**Dataset items:**
'''

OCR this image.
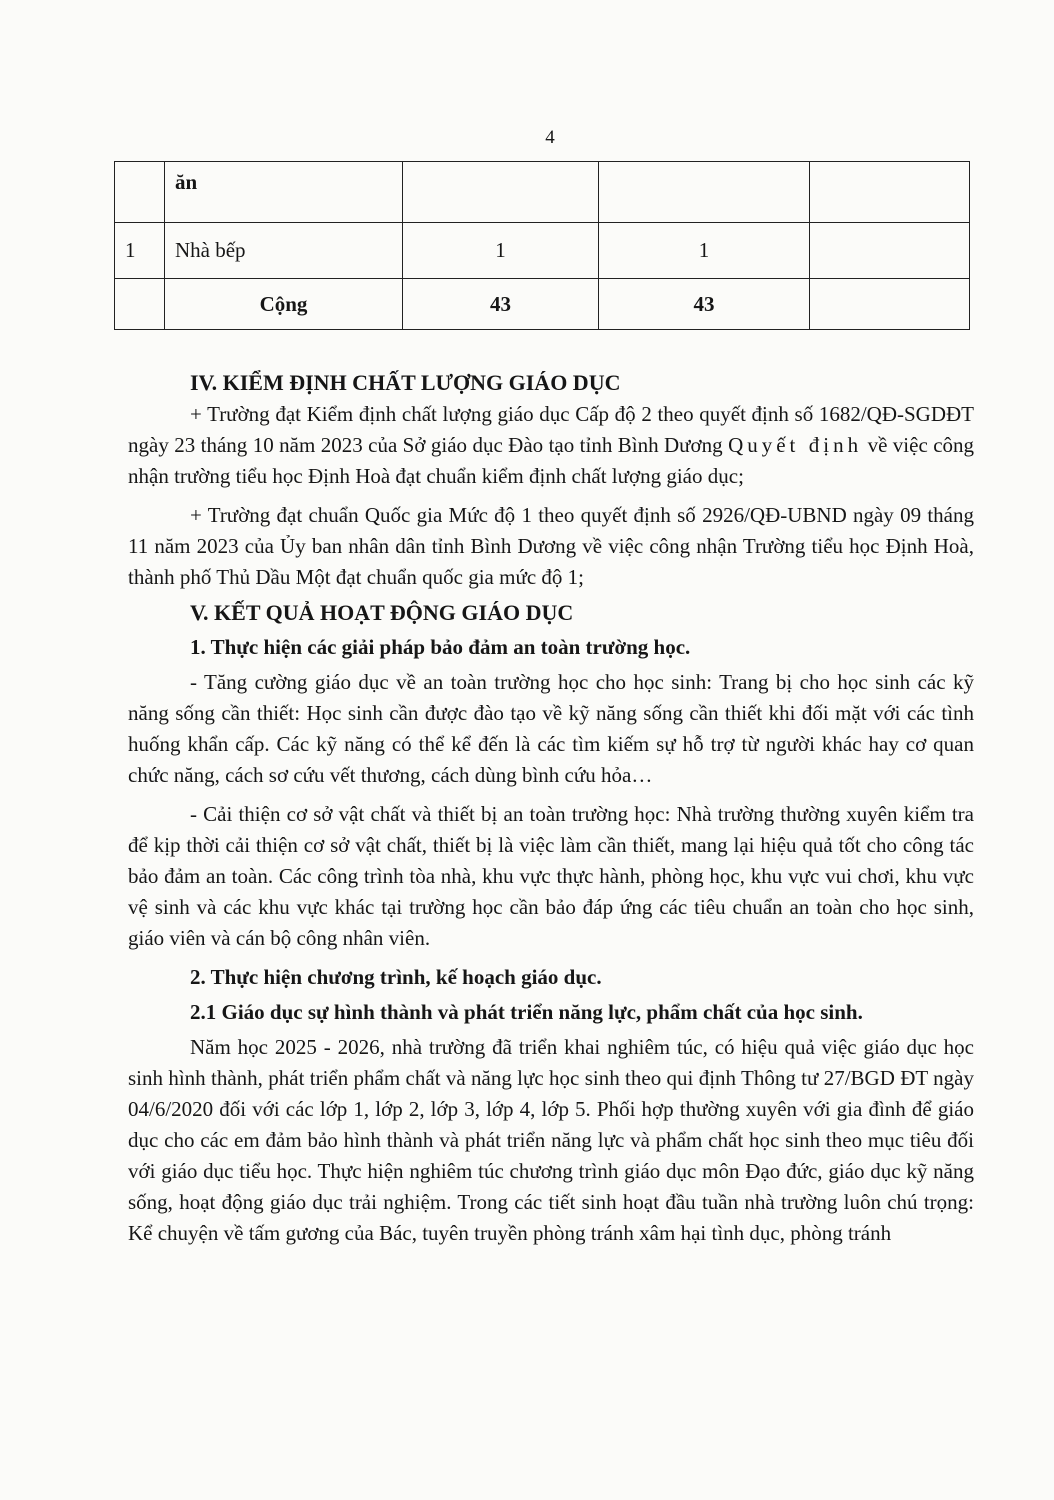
4
	ăn			
1	Nhà bếp	1	1	
	Cộng	43	43	

IV. KIỂM ĐỊNH CHẤT LƯỢNG GIÁO DỤC

+ Trường đạt Kiểm định chất lượng giáo dục Cấp độ 2 theo quyết định số 1682/QĐ-SGDĐT ngày 23 tháng 10 năm 2023 của Sở giáo dục Đào tạo tỉnh Bình Dương Quyết định về việc công nhận trường tiểu học Định Hoà đạt chuẩn kiểm định chất lượng giáo dục;

+ Trường đạt chuẩn Quốc gia Mức độ 1 theo quyết định số 2926/QĐ-UBND ngày 09 tháng 11 năm 2023 của Ủy ban nhân dân tỉnh Bình Dương về việc công nhận Trường tiểu học Định Hoà, thành phố Thủ Dầu Một đạt chuẩn quốc gia mức độ 1;

V. KẾT QUẢ HOẠT ĐỘNG GIÁO DỤC

1. Thực hiện các giải pháp bảo đảm an toàn trường học.

- Tăng cường giáo dục về an toàn trường học cho học sinh: Trang bị cho học sinh các kỹ năng sống cần thiết: Học sinh cần được đào tạo về kỹ năng sống cần thiết khi đối mặt với các tình huống khẩn cấp. Các kỹ năng có thể kể đến là các tìm kiếm sự hỗ trợ từ người khác hay cơ quan chức năng, cách sơ cứu vết thương, cách dùng bình cứu hỏa…

- Cải thiện cơ sở vật chất và thiết bị an toàn trường học: Nhà trường thường xuyên kiểm tra để kịp thời cải thiện cơ sở vật chất, thiết bị là việc làm cần thiết, mang lại hiệu quả tốt cho công tác bảo đảm an toàn. Các công trình tòa nhà, khu vực thực hành, phòng học, khu vực vui chơi, khu vực vệ sinh và các khu vực khác tại trường học cần bảo đáp ứng các tiêu chuẩn an toàn cho học sinh, giáo viên và cán bộ công nhân viên.

2. Thực hiện chương trình, kế hoạch giáo dục.

2.1 Giáo dục sự hình thành và phát triển năng lực, phẩm chất của học sinh.

Năm học 2025 - 2026, nhà trường đã triển khai nghiêm túc, có hiệu quả việc giáo dục học sinh hình thành, phát triển phẩm chất và năng lực học sinh theo qui định Thông tư 27/BGD ĐT ngày 04/6/2020 đối với các lớp 1, lớp 2, lớp 3, lớp 4, lớp 5. Phối hợp thường xuyên với gia đình để giáo dục cho các em đảm bảo hình thành và phát triển năng lực và phẩm chất học sinh theo mục tiêu đối với giáo dục tiểu học. Thực hiện nghiêm túc chương trình giáo dục môn Đạo đức, giáo dục kỹ năng sống, hoạt động giáo dục trải nghiệm. Trong các tiết sinh hoạt đầu tuần nhà trường luôn chú trọng: Kể chuyện về tấm gương của Bác, tuyên truyền phòng tránh xâm hại tình dục, phòng tránh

'''

**BRIEF:** Go through the entries above and print each one exactly, minus the pictures.

**RESPONSE FOR THIS EXERCISE:**
OCR this image.
4
	ăn			
1	Nhà bếp	1	1	
	Cộng	43	43	

IV. KIỂM ĐỊNH CHẤT LƯỢNG GIÁO DỤC

+ Trường đạt Kiểm định chất lượng giáo dục Cấp độ 2 theo quyết định số 1682/QĐ-SGDĐT ngày 23 tháng 10 năm 2023 của Sở giáo dục Đào tạo tỉnh Bình Dương Quyết định về việc công nhận trường tiểu học Định Hoà đạt chuẩn kiểm định chất lượng giáo dục;

+ Trường đạt chuẩn Quốc gia Mức độ 1 theo quyết định số 2926/QĐ-UBND ngày 09 tháng 11 năm 2023 của Ủy ban nhân dân tỉnh Bình Dương về việc công nhận Trường tiểu học Định Hoà, thành phố Thủ Dầu Một đạt chuẩn quốc gia mức độ 1;

V. KẾT QUẢ HOẠT ĐỘNG GIÁO DỤC

1. Thực hiện các giải pháp bảo đảm an toàn trường học.

- Tăng cường giáo dục về an toàn trường học cho học sinh: Trang bị cho học sinh các kỹ năng sống cần thiết: Học sinh cần được đào tạo về kỹ năng sống cần thiết khi đối mặt với các tình huống khẩn cấp. Các kỹ năng có thể kể đến là các tìm kiếm sự hỗ trợ từ người khác hay cơ quan chức năng, cách sơ cứu vết thương, cách dùng bình cứu hỏa…

- Cải thiện cơ sở vật chất và thiết bị an toàn trường học: Nhà trường thường xuyên kiểm tra để kịp thời cải thiện cơ sở vật chất, thiết bị là việc làm cần thiết, mang lại hiệu quả tốt cho công tác bảo đảm an toàn. Các công trình tòa nhà, khu vực thực hành, phòng học, khu vực vui chơi, khu vực vệ sinh và các khu vực khác tại trường học cần bảo đáp ứng các tiêu chuẩn an toàn cho học sinh, giáo viên và cán bộ công nhân viên.

2. Thực hiện chương trình, kế hoạch giáo dục.

2.1 Giáo dục sự hình thành và phát triển năng lực, phẩm chất của học sinh.

Năm học 2025 - 2026, nhà trường đã triển khai nghiêm túc, có hiệu quả việc giáo dục học sinh hình thành, phát triển phẩm chất và năng lực học sinh theo qui định Thông tư 27/BGD ĐT ngày 04/6/2020 đối với các lớp 1, lớp 2, lớp 3, lớp 4, lớp 5. Phối hợp thường xuyên với gia đình để giáo dục cho các em đảm bảo hình thành và phát triển năng lực và phẩm chất học sinh theo mục tiêu đối với giáo dục tiểu học. Thực hiện nghiêm túc chương trình giáo dục môn Đạo đức, giáo dục kỹ năng sống, hoạt động giáo dục trải nghiệm. Trong các tiết sinh hoạt đầu tuần nhà trường luôn chú trọng: Kể chuyện về tấm gương của Bác, tuyên truyền phòng tránh xâm hại tình dục, phòng tránh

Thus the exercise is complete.